Challenge
Give the data a second time, exactly and in full.

Dataset excerpts
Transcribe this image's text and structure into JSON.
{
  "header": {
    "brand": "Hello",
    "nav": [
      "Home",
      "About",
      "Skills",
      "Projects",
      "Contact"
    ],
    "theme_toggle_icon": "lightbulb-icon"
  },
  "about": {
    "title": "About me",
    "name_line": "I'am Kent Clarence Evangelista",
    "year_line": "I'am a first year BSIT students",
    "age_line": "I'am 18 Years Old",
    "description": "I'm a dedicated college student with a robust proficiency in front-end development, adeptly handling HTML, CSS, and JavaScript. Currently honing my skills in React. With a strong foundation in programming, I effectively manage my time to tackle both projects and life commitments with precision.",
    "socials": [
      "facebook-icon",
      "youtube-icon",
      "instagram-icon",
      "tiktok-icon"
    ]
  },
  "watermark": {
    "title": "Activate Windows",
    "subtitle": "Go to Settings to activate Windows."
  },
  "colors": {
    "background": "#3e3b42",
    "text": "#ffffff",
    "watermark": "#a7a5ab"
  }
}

Complete output
Transcribe this image's text and structure into JSON.
{
  "header": {
    "brand": "Hello",
    "nav": [
      "Home",
      "About",
      "Skills",
      "Projects",
      "Contact"
    ],
    "theme_toggle_icon": "lightbulb-icon"
  },
  "about": {
    "title": "About me",
    "name_line": "I'am Kent Clarence Evangelista",
    "year_line": "I'am a first year BSIT students",
    "age_line": "I'am 18 Years Old",
    "description": "I'm a dedicated college student with a robust proficiency in front-end development, adeptly handling HTML, CSS, and JavaScript. Currently honing my skills in React. With a strong foundation in programming, I effectively manage my time to tackle both projects and life commitments with precision.",
    "socials": [
      "facebook-icon",
      "youtube-icon",
      "instagram-icon",
      "tiktok-icon"
    ]
  },
  "watermark": {
    "title": "Activate Windows",
    "subtitle": "Go to Settings to activate Windows."
  },
  "colors": {
    "background": "#3e3b42",
    "text": "#ffffff",
    "watermark": "#a7a5ab"
  }
}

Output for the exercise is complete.